(Data excerpts)
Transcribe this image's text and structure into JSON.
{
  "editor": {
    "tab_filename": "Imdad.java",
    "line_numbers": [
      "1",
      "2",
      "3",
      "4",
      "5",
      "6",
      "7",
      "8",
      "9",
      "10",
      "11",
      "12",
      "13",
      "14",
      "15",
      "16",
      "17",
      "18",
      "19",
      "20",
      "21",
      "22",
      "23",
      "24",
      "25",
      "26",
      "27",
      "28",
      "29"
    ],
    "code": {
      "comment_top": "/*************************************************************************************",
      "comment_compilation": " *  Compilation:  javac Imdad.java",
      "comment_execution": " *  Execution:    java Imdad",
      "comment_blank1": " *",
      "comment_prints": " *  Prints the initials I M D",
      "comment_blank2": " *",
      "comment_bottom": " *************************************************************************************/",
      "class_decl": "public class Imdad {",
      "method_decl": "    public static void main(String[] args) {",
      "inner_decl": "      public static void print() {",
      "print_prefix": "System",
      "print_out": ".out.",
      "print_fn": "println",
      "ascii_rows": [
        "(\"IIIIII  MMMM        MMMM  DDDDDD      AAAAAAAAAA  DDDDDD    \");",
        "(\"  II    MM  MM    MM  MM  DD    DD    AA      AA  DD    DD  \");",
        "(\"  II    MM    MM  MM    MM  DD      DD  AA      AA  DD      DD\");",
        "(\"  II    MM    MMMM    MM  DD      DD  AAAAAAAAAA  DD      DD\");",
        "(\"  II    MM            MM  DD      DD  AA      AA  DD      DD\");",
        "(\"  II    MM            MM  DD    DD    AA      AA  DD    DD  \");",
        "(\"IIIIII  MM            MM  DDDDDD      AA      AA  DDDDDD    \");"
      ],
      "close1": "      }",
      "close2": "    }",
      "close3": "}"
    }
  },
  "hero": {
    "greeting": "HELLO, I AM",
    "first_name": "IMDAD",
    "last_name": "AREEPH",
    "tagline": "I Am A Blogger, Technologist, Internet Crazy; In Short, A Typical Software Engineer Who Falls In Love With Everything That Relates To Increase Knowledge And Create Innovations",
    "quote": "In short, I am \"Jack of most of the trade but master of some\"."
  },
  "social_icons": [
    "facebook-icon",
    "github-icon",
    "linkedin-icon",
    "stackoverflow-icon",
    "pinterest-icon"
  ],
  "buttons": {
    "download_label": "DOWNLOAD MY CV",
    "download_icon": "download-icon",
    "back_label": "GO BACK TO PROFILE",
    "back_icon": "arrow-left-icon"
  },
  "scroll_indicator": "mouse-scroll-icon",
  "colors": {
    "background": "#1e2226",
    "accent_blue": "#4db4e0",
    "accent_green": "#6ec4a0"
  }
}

__What the task requires__
Write out the entries in full, exactly as given.

__Expected output__
Transcribe this image's text and structure into JSON.
{
  "editor": {
    "tab_filename": "Imdad.java",
    "line_numbers": [
      "1",
      "2",
      "3",
      "4",
      "5",
      "6",
      "7",
      "8",
      "9",
      "10",
      "11",
      "12",
      "13",
      "14",
      "15",
      "16",
      "17",
      "18",
      "19",
      "20",
      "21",
      "22",
      "23",
      "24",
      "25",
      "26",
      "27",
      "28",
      "29"
    ],
    "code": {
      "comment_top": "/*************************************************************************************",
      "comment_compilation": " *  Compilation:  javac Imdad.java",
      "comment_execution": " *  Execution:    java Imdad",
      "comment_blank1": " *",
      "comment_prints": " *  Prints the initials I M D",
      "comment_blank2": " *",
      "comment_bottom": " *************************************************************************************/",
      "class_decl": "public class Imdad {",
      "method_decl": "    public static void main(String[] args) {",
      "inner_decl": "      public static void print() {",
      "print_prefix": "System",
      "print_out": ".out.",
      "print_fn": "println",
      "ascii_rows": [
        "(\"IIIIII  MMMM        MMMM  DDDDDD      AAAAAAAAAA  DDDDDD    \");",
        "(\"  II    MM  MM    MM  MM  DD    DD    AA      AA  DD    DD  \");",
        "(\"  II    MM    MM  MM    MM  DD      DD  AA      AA  DD      DD\");",
        "(\"  II    MM    MMMM    MM  DD      DD  AAAAAAAAAA  DD      DD\");",
        "(\"  II    MM            MM  DD      DD  AA      AA  DD      DD\");",
        "(\"  II    MM            MM  DD    DD    AA      AA  DD    DD  \");",
        "(\"IIIIII  MM            MM  DDDDDD      AA      AA  DDDDDD    \");"
      ],
      "close1": "      }",
      "close2": "    }",
      "close3": "}"
    }
  },
  "hero": {
    "greeting": "HELLO, I AM",
    "first_name": "IMDAD",
    "last_name": "AREEPH",
    "tagline": "I Am A Blogger, Technologist, Internet Crazy; In Short, A Typical Software Engineer Who Falls In Love With Everything That Relates To Increase Knowledge And Create Innovations",
    "quote": "In short, I am \"Jack of most of the trade but master of some\"."
  },
  "social_icons": [
    "facebook-icon",
    "github-icon",
    "linkedin-icon",
    "stackoverflow-icon",
    "pinterest-icon"
  ],
  "buttons": {
    "download_label": "DOWNLOAD MY CV",
    "download_icon": "download-icon",
    "back_label": "GO BACK TO PROFILE",
    "back_icon": "arrow-left-icon"
  },
  "scroll_indicator": "mouse-scroll-icon",
  "colors": {
    "background": "#1e2226",
    "accent_blue": "#4db4e0",
    "accent_green": "#6ec4a0"
  }
}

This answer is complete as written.